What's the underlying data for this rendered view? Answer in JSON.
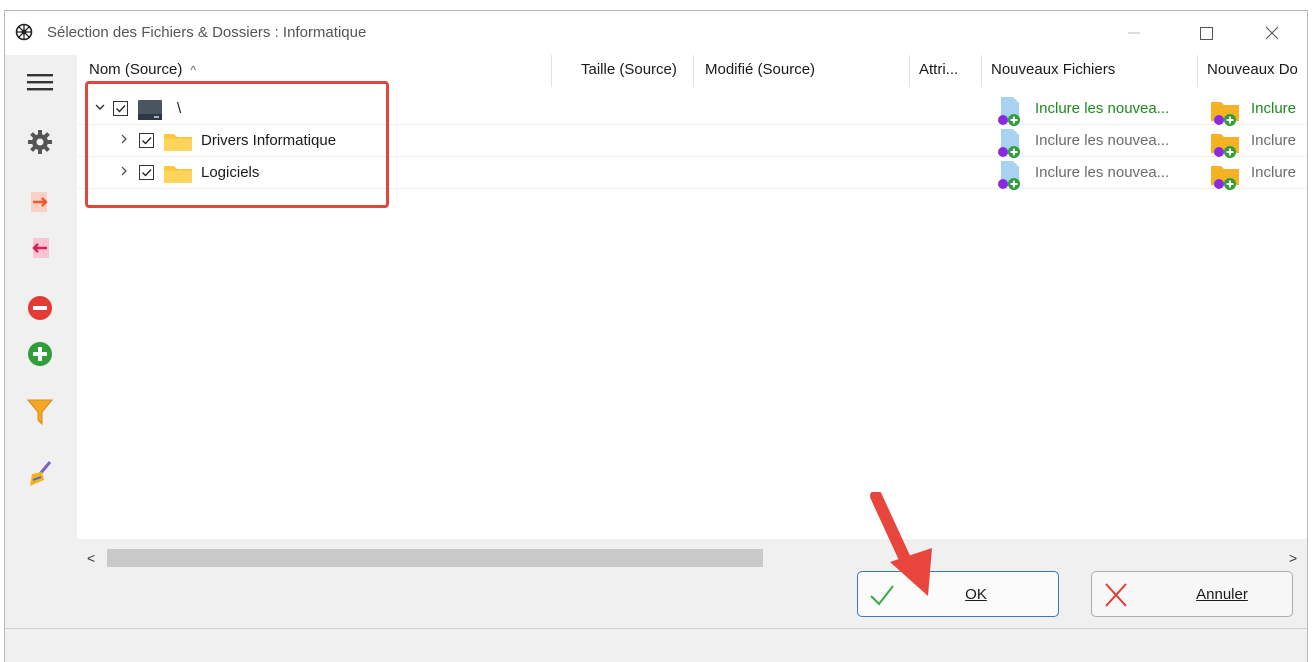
{
  "window": {
    "title": "Sélection des Fichiers & Dossiers : Informatique"
  },
  "columns": {
    "name": "Nom (Source)",
    "size": "Taille (Source)",
    "modified": "Modifié (Source)",
    "attr": "Attri...",
    "new_files": "Nouveaux Fichiers",
    "new_folders": "Nouveaux Do"
  },
  "rows": [
    {
      "name": "\\",
      "checked": true,
      "expanded": true,
      "type": "drive",
      "new_files": "Inclure les nouvea...",
      "new_folders": "Inclure",
      "highlight": true
    },
    {
      "name": "Drivers Informatique",
      "checked": true,
      "expanded": false,
      "type": "folder",
      "new_files": "Inclure les nouvea...",
      "new_folders": "Inclure",
      "highlight": false
    },
    {
      "name": "Logiciels",
      "checked": true,
      "expanded": false,
      "type": "folder",
      "new_files": "Inclure les nouvea...",
      "new_folders": "Inclure",
      "highlight": false
    }
  ],
  "toolbar_icons": [
    "menu-icon",
    "gear-icon",
    "arrow-right-icon",
    "arrow-left-icon",
    "minus-circle-icon",
    "plus-circle-icon",
    "filter-icon",
    "broom-icon"
  ],
  "buttons": {
    "ok": "OK",
    "cancel": "Annuler"
  },
  "colors": {
    "highlight_green": "#1e8a1e",
    "gray_text": "#6b6b6b",
    "annotation_red": "#e0453e",
    "ok_border": "#3b78c4"
  }
}
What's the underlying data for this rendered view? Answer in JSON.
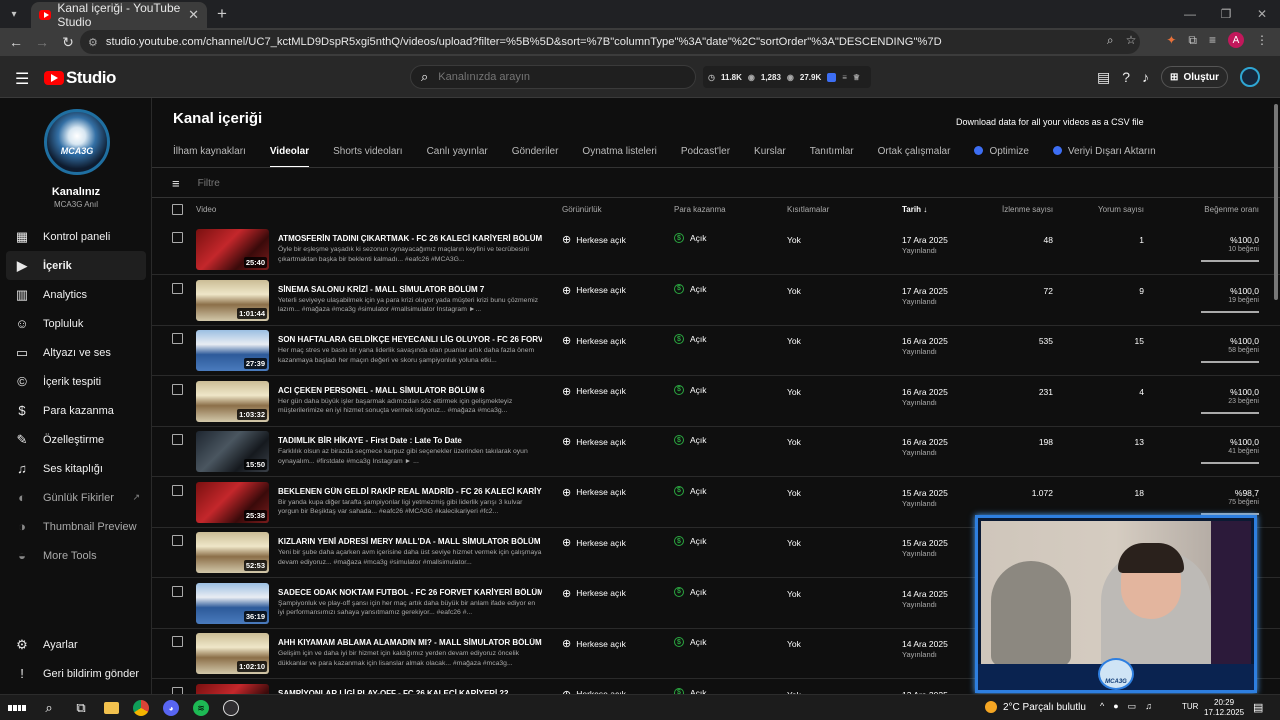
{
  "browser": {
    "tab_title": "Kanal içeriği - YouTube Studio",
    "url": "studio.youtube.com/channel/UC7_kctMLD9DspR5xgi5nthQ/videos/upload?filter=%5B%5D&sort=%7B\"columnType\"%3A\"date\"%2C\"sortOrder\"%3A\"DESCENDING\"%7D",
    "profile_initial": "A"
  },
  "header": {
    "logo_text": "Studio",
    "search_placeholder": "Kanalınızda arayın",
    "stats": {
      "views": "11.8K",
      "likes": "1,283",
      "subs": "27.9K"
    },
    "create_label": "Oluştur"
  },
  "sidebar": {
    "avatar_text": "MCA3G",
    "channel_label": "Kanalınız",
    "channel_name": "MCA3G Anıl",
    "items": [
      {
        "label": "Kontrol paneli",
        "icon": "dashboard-icon"
      },
      {
        "label": "İçerik",
        "icon": "content-icon",
        "active": true
      },
      {
        "label": "Analytics",
        "icon": "analytics-icon"
      },
      {
        "label": "Topluluk",
        "icon": "community-icon"
      },
      {
        "label": "Altyazı ve ses",
        "icon": "subtitles-icon"
      },
      {
        "label": "İçerik tespiti",
        "icon": "copyright-icon"
      },
      {
        "label": "Para kazanma",
        "icon": "dollar-icon"
      },
      {
        "label": "Özelleştirme",
        "icon": "customize-icon"
      },
      {
        "label": "Ses kitaplığı",
        "icon": "audio-library-icon"
      },
      {
        "label": "Günlük Fikirler",
        "icon": "ideas-icon"
      },
      {
        "label": "Thumbnail Preview",
        "icon": "thumbnail-icon"
      },
      {
        "label": "More Tools",
        "icon": "tools-icon"
      }
    ],
    "bottom": [
      {
        "label": "Ayarlar",
        "icon": "settings-icon"
      },
      {
        "label": "Geri bildirim gönder",
        "icon": "feedback-icon"
      }
    ]
  },
  "main": {
    "title": "Kanal içeriği",
    "tooltip": "Download data for all your videos as a CSV file",
    "tabs": [
      "İlham kaynakları",
      "Videolar",
      "Shorts videoları",
      "Canlı yayınlar",
      "Gönderiler",
      "Oynatma listeleri",
      "Podcast'ler",
      "Kurslar",
      "Tanıtımlar",
      "Ortak çalışmalar",
      "Optimize",
      "Veriyi Dışarı Aktarın"
    ],
    "filter_placeholder": "Filtre",
    "columns": {
      "video": "Video",
      "visibility": "Görünürlük",
      "monetization": "Para kazanma",
      "restrictions": "Kısıtlamalar",
      "date": "Tarih",
      "views": "İzlenme sayısı",
      "comments": "Yorum sayısı",
      "likes": "Beğenme oranı"
    },
    "rows": [
      {
        "title": "ATMOSFERİN TADINI ÇIKARTMAK - FC 26 KALECİ KARİYERİ BÖLÜM 24",
        "desc": "Öyle bir eşleşme yaşadık ki sezonun oynayacağımız maçların keyfini ve tecrübesini çıkartmaktan başka bir beklenti kalmadı... #eafc26 #MCA3G...",
        "duration": "25:40",
        "visibility": "Herkese açık",
        "monetization": "Açık",
        "restrictions": "Yok",
        "date": "17 Ara 2025",
        "published": "Yayınlandı",
        "views": "48",
        "comments": "1",
        "like_pct": "%100,0",
        "likes": "10 beğeni",
        "theme": "red"
      },
      {
        "title": "SİNEMA SALONU KRİZİ - MALL SİMULATOR BÖLÜM 7",
        "desc": "Yeterli seviyeye ulaşabilmek için ya para krizi oluyor yada müşteri krizi bunu çözmemiz lazım... #mağaza #mca3g #simulator #mallsimulator Instagram ►...",
        "duration": "1:01:44",
        "visibility": "Herkese açık",
        "monetization": "Açık",
        "restrictions": "Yok",
        "date": "17 Ara 2025",
        "published": "Yayınlandı",
        "views": "72",
        "comments": "9",
        "like_pct": "%100,0",
        "likes": "19 beğeni",
        "theme": "mall"
      },
      {
        "title": "SON HAFTALARA GELDİKÇE HEYECANLI LİG OLUYOR - FC 26 FORVET K...",
        "desc": "Her maç stres ve baskı bir yana liderlik savaşında olan puanlar artık daha fazla önem kazanmaya başladı her maçın değeri ve skoru şampiyonluk yoluna etki...",
        "duration": "27:39",
        "visibility": "Herkese açık",
        "monetization": "Açık",
        "restrictions": "Yok",
        "date": "16 Ara 2025",
        "published": "Yayınlandı",
        "views": "535",
        "comments": "15",
        "like_pct": "%100,0",
        "likes": "58 beğeni",
        "theme": "stadium"
      },
      {
        "title": "ACI ÇEKEN PERSONEL - MALL SİMULATOR BÖLÜM 6",
        "desc": "Her gün daha büyük işler başarmak adımızdan söz ettirmek için gelişmekteyiz müşterilerimize en iyi hizmet sonuçta vermek istiyoruz... #mağaza #mca3g...",
        "duration": "1:03:32",
        "visibility": "Herkese açık",
        "monetization": "Açık",
        "restrictions": "Yok",
        "date": "16 Ara 2025",
        "published": "Yayınlandı",
        "views": "231",
        "comments": "4",
        "like_pct": "%100,0",
        "likes": "23 beğeni",
        "theme": "mall"
      },
      {
        "title": "TADIMLIK BİR HİKAYE - First Date : Late To Date",
        "desc": "Farklılık olsun az birazda seçmece karpuz gibi seçenekler üzerinden takılarak oyun oynayalım... #firstdate #mca3g Instagram ► ...",
        "duration": "15:50",
        "visibility": "Herkese açık",
        "monetization": "Açık",
        "restrictions": "Yok",
        "date": "16 Ara 2025",
        "published": "Yayınlandı",
        "views": "198",
        "comments": "13",
        "like_pct": "%100,0",
        "likes": "41 beğeni",
        "theme": "dark"
      },
      {
        "title": "BEKLENEN GÜN GELDİ RAKİP REAL MADRİD - FC 26 KALECİ KARİYERİ B...",
        "desc": "Bir yanda kupa diğer tarafta şampiyonlar ligi yetmezmiş gibi liderlik yarışı 3 kulvar yorgun bir Beşiktaş var sahada... #eafc26 #MCA3G #kalecikariyeri #fc2...",
        "duration": "25:38",
        "visibility": "Herkese açık",
        "monetization": "Açık",
        "restrictions": "Yok",
        "date": "15 Ara 2025",
        "published": "Yayınlandı",
        "views": "1.072",
        "comments": "18",
        "like_pct": "%98,7",
        "likes": "75 beğeni",
        "theme": "red"
      },
      {
        "title": "KIZLARIN YENİ ADRESİ MERY MALL'DA - MALL SİMULATOR BÖLÜM 5",
        "desc": "Yeni bir şube daha açarken avm içerisine daha üst seviye hizmet vermek için çalışmaya devam ediyoruz... #mağaza #mca3g #simulator #mallsimulator...",
        "duration": "52:53",
        "visibility": "Herkese açık",
        "monetization": "Açık",
        "restrictions": "Yok",
        "date": "15 Ara 2025",
        "published": "Yayınlandı",
        "views": "",
        "comments": "",
        "like_pct": "",
        "likes": "",
        "theme": "mall"
      },
      {
        "title": "SADECE ODAK NOKTAM FUTBOL - FC 26 FORVET KARİYERİ BÖLÜM 9",
        "desc": "Şampiyonluk ve play-off şansı için her maç artık daha büyük bir anlam ifade ediyor en iyi performansımızı sahaya yansıtmamız gerekiyor... #eafc26 #...",
        "duration": "36:19",
        "visibility": "Herkese açık",
        "monetization": "Açık",
        "restrictions": "Yok",
        "date": "14 Ara 2025",
        "published": "Yayınlandı",
        "views": "",
        "comments": "",
        "like_pct": "",
        "likes": "",
        "theme": "stadium"
      },
      {
        "title": "AHH KIYAMAM ABLAMA ALAMADIN MI? - MALL SİMULATOR BÖLÜM 4",
        "desc": "Gelişim için ve daha iyi bir hizmet için kaldığımız yerden devam ediyoruz öncelik dükkanlar ve para kazanmak için lisanslar almak olacak... #mağaza #mca3g...",
        "duration": "1:02:10",
        "visibility": "Herkese açık",
        "monetization": "Açık",
        "restrictions": "Yok",
        "date": "14 Ara 2025",
        "published": "Yayınlandı",
        "views": "",
        "comments": "",
        "like_pct": "",
        "likes": "",
        "theme": "mall"
      },
      {
        "title": "ŞAMPİYONLAR LİGİ PLAY-OFF - FC 26 KALECİ KARİYERİ 22",
        "desc": "",
        "duration": "",
        "visibility": "Herkese açık",
        "monetization": "Açık",
        "restrictions": "Yok",
        "date": "13 Ara 2025",
        "published": "",
        "views": "",
        "comments": "",
        "like_pct": "",
        "likes": "",
        "theme": "red"
      }
    ]
  },
  "webcam": {
    "badge_text": "MCA3G"
  },
  "taskbar": {
    "weather": "2°C  Parçalı bulutlu",
    "lang": "TUR",
    "time": "20:29",
    "date": "17.12.2025"
  },
  "colors": {
    "accent_blue": "#3d6ef3",
    "monetization_green": "#2ba640",
    "youtube_red": "#ff0000"
  }
}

*Problem details*
Return all lines of the material above in which the word "SİMULATOR" occurs.

*Correct result*
        "title": "SİNEMA SALONU KRİZİ - MALL SİMULATOR BÖLÜM 7",
        "title": "ACI ÇEKEN PERSONEL - MALL SİMULATOR BÖLÜM 6",
        "title": "KIZLARIN YENİ ADRESİ MERY MALL'DA - MALL SİMULATOR BÖLÜM 5",
        "title": "AHH KIYAMAM ABLAMA ALAMADIN MI? - MALL SİMULATOR BÖLÜM 4",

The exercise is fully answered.